> **Task to carry out**:
Copy all of the records below word for word, keeping every line as it is.

Dataset excerpt:
-- -- --

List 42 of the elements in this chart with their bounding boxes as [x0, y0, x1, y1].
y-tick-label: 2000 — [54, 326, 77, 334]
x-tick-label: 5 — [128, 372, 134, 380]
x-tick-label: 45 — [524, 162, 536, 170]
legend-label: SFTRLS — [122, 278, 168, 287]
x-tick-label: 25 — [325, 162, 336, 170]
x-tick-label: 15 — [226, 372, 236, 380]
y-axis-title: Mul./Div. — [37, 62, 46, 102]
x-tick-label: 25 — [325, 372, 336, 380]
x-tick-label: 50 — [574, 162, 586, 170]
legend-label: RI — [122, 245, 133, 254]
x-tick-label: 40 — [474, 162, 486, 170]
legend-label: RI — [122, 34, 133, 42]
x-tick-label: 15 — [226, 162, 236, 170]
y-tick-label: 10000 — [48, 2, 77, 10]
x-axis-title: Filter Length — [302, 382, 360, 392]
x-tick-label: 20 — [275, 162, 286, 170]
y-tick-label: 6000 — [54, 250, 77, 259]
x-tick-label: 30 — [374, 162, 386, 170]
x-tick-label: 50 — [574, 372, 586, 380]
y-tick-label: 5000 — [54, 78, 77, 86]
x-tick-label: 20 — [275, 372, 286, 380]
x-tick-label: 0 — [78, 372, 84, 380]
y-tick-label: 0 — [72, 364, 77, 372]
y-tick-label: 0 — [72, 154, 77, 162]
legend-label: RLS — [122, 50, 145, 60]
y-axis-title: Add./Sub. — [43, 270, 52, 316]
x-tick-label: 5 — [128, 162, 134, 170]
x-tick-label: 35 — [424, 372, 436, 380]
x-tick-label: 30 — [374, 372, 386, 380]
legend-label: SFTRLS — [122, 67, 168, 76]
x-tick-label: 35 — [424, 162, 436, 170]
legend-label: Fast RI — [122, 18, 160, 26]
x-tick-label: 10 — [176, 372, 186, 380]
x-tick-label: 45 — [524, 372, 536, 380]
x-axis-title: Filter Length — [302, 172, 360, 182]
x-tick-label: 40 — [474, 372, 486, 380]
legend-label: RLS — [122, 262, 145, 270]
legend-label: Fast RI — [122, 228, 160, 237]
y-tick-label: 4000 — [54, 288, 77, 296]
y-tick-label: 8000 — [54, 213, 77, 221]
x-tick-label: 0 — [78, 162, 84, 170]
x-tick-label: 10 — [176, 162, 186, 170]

-- -- --

> **Exercise response**:
List 42 of the elements in this chart with their bounding boxes as [x0, y0, x1, y1].
y-tick-label: 2000 — [54, 326, 77, 334]
x-tick-label: 5 — [128, 372, 134, 380]
x-tick-label: 45 — [524, 162, 536, 170]
legend-label: SFTRLS — [122, 278, 168, 287]
x-tick-label: 25 — [325, 162, 336, 170]
x-tick-label: 15 — [226, 372, 236, 380]
y-axis-title: Mul./Div. — [37, 62, 46, 102]
x-tick-label: 25 — [325, 372, 336, 380]
x-tick-label: 50 — [574, 162, 586, 170]
legend-label: RI — [122, 245, 133, 254]
x-tick-label: 40 — [474, 162, 486, 170]
legend-label: RI — [122, 34, 133, 42]
x-tick-label: 15 — [226, 162, 236, 170]
y-tick-label: 10000 — [48, 2, 77, 10]
x-axis-title: Filter Length — [302, 382, 360, 392]
x-tick-label: 20 — [275, 162, 286, 170]
y-tick-label: 6000 — [54, 250, 77, 259]
x-tick-label: 30 — [374, 162, 386, 170]
x-tick-label: 50 — [574, 372, 586, 380]
y-tick-label: 5000 — [54, 78, 77, 86]
x-tick-label: 20 — [275, 372, 286, 380]
x-tick-label: 0 — [78, 372, 84, 380]
y-tick-label: 0 — [72, 364, 77, 372]
y-tick-label: 0 — [72, 154, 77, 162]
legend-label: RLS — [122, 50, 145, 60]
y-axis-title: Add./Sub. — [43, 270, 52, 316]
x-tick-label: 5 — [128, 162, 134, 170]
x-tick-label: 35 — [424, 372, 436, 380]
x-tick-label: 30 — [374, 372, 386, 380]
legend-label: SFTRLS — [122, 67, 168, 76]
x-tick-label: 35 — [424, 162, 436, 170]
legend-label: Fast RI — [122, 18, 160, 26]
x-tick-label: 10 — [176, 372, 186, 380]
x-tick-label: 45 — [524, 372, 536, 380]
x-axis-title: Filter Length — [302, 172, 360, 182]
x-tick-label: 40 — [474, 372, 486, 380]
legend-label: RLS — [122, 262, 145, 270]
legend-label: Fast RI — [122, 228, 160, 237]
y-tick-label: 4000 — [54, 288, 77, 296]
y-tick-label: 8000 — [54, 213, 77, 221]
x-tick-label: 0 — [78, 162, 84, 170]
x-tick-label: 10 — [176, 162, 186, 170]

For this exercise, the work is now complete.